◆ **INFORMATION PROVIDED**:

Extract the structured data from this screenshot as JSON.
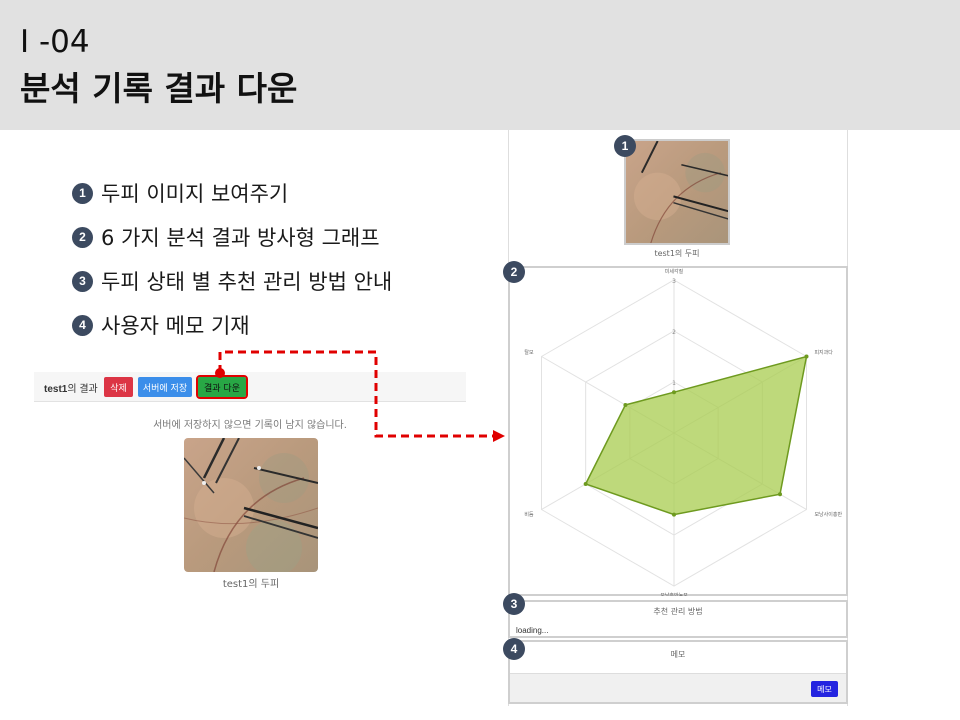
{
  "header": {
    "code": "I -04",
    "title": "분석 기록 결과 다운"
  },
  "bullets": [
    {
      "num": "1",
      "text": "두피 이미지 보여주기"
    },
    {
      "num": "2",
      "text": "6 가지 분석 결과 방사형 그래프"
    },
    {
      "num": "3",
      "text": "두피 상태 별 추천 관리 방법 안내"
    },
    {
      "num": "4",
      "text": "사용자 메모 기재"
    }
  ],
  "result_page": {
    "user": "test1",
    "title_suffix": "의 결과",
    "buttons": {
      "delete": "삭제",
      "save": "서버에 저장",
      "download": "결과 다운"
    },
    "save_note": "서버에 저장하지 않으면 기록이 남지 않습니다.",
    "caption_user": "test1",
    "caption_suffix": "의 두피"
  },
  "mobile_view": {
    "caption": "test1의 두피",
    "recommend_title": "추천 관리 방법",
    "loading": "loading...",
    "memo_title": "메모",
    "memo_button": "메모"
  },
  "badges": [
    "1",
    "2",
    "3",
    "4"
  ],
  "colors": {
    "radar_fill": "#a8cc4f",
    "radar_stroke": "#6e9a1f",
    "badge": "#3c4a60",
    "highlight": "#e00000"
  },
  "chart_data": {
    "type": "radar",
    "axes": [
      "미세각질",
      "피지과다",
      "모낭사이홍반",
      "모낭홍반농포",
      "비듬",
      "탈모"
    ],
    "ticks": [
      1,
      2,
      3
    ],
    "rmax": 3,
    "values": [
      0.8,
      3.0,
      2.4,
      1.6,
      2.0,
      1.1
    ],
    "grid": true
  }
}
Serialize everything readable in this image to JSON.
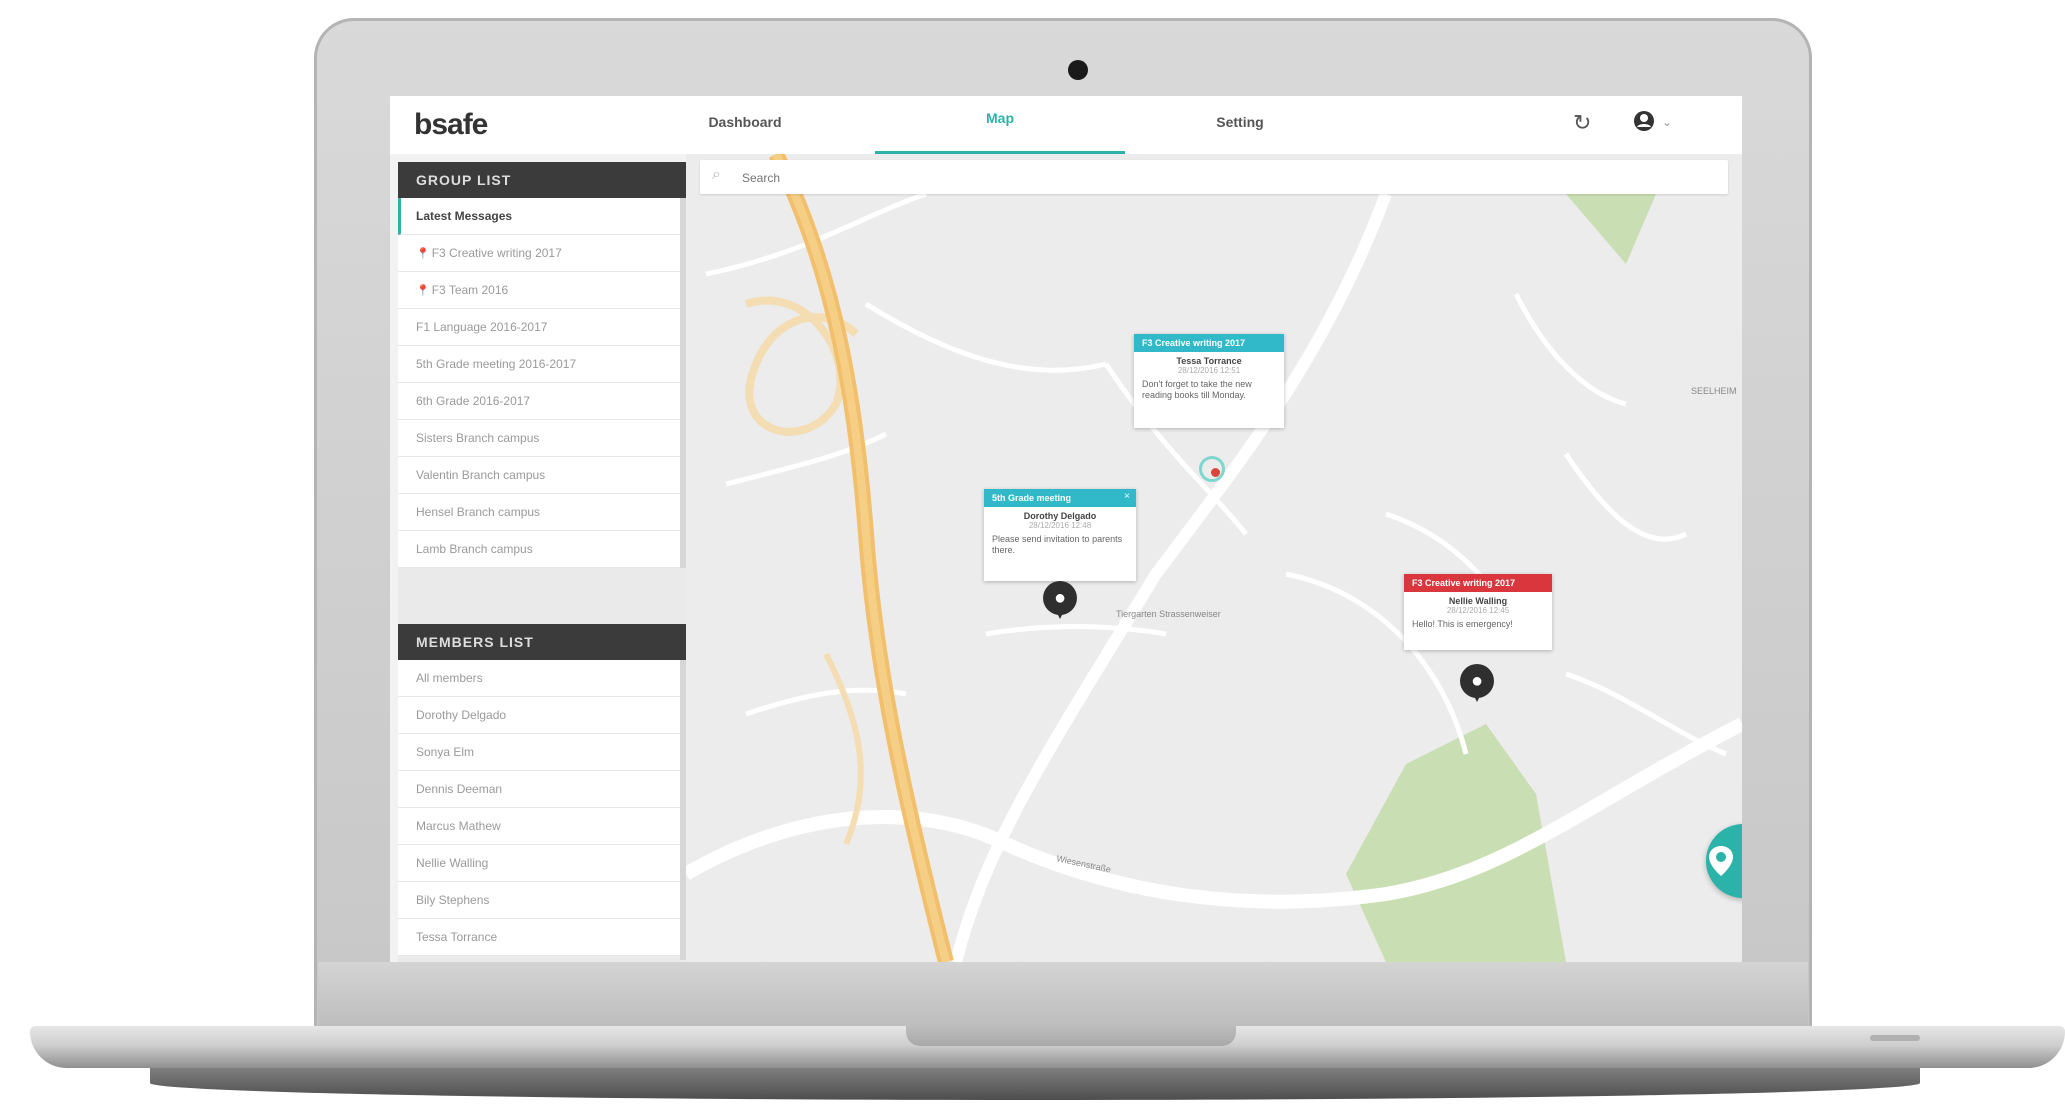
{
  "app": {
    "logo": "bsafe"
  },
  "nav": {
    "tabs": [
      {
        "label": "Dashboard"
      },
      {
        "label": "Map"
      },
      {
        "label": "Setting"
      }
    ],
    "active_tab": "Map",
    "refresh_icon": "refresh-icon",
    "profile_icon": "user-icon"
  },
  "search": {
    "placeholder": "Search"
  },
  "group_list": {
    "title": "GROUP LIST",
    "items": [
      "Latest Messages",
      "F3 Creative writing 2017",
      "F3 Team 2016",
      "F1 Language 2016-2017",
      "5th Grade meeting 2016-2017",
      "6th Grade 2016-2017",
      "Sisters Branch campus",
      "Valentin Branch campus",
      "Hensel Branch campus",
      "Lamb Branch campus"
    ]
  },
  "members_list": {
    "title": "MEMBERS LIST",
    "items": [
      "All members",
      "Dorothy Delgado",
      "Sonya Elm",
      "Dennis Deeman",
      "Marcus Mathew",
      "Nellie Walling",
      "Bily Stephens",
      "Tessa Torrance"
    ]
  },
  "map": {
    "cards": [
      {
        "header": "F3 Creative writing 2017",
        "name": "Tessa Torrance",
        "date": "28/12/2016 12:51",
        "message": "Don't forget to take the new reading books till Monday.",
        "color": "#31b9c9"
      },
      {
        "header": "5th Grade meeting",
        "name": "Dorothy Delgado",
        "date": "28/12/2016 12:48",
        "message": "Please send invitation to parents there.",
        "color": "#31b9c9"
      },
      {
        "header": "F3 Creative writing 2017",
        "name": "Nellie Walling",
        "date": "28/12/2016 12:45",
        "message": "Hello! This is emergency!",
        "color": "#d9363e"
      }
    ],
    "road_labels": [
      "Tiergarten Strassenweiser",
      "Wiesenstraße",
      "SEELHEIM"
    ],
    "fab_icon": "location-pin-icon"
  },
  "colors": {
    "accent": "#2bb3aa",
    "dark_header": "#3b3b3b",
    "alert": "#d9363e",
    "info": "#31b9c9"
  }
}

◆ **BRIEF**: Look through the material and copy each line that has "Tessa".

◆ **TASK SOLUTION**:
      "Tessa Torrance"
        "name": "Tessa Torrance",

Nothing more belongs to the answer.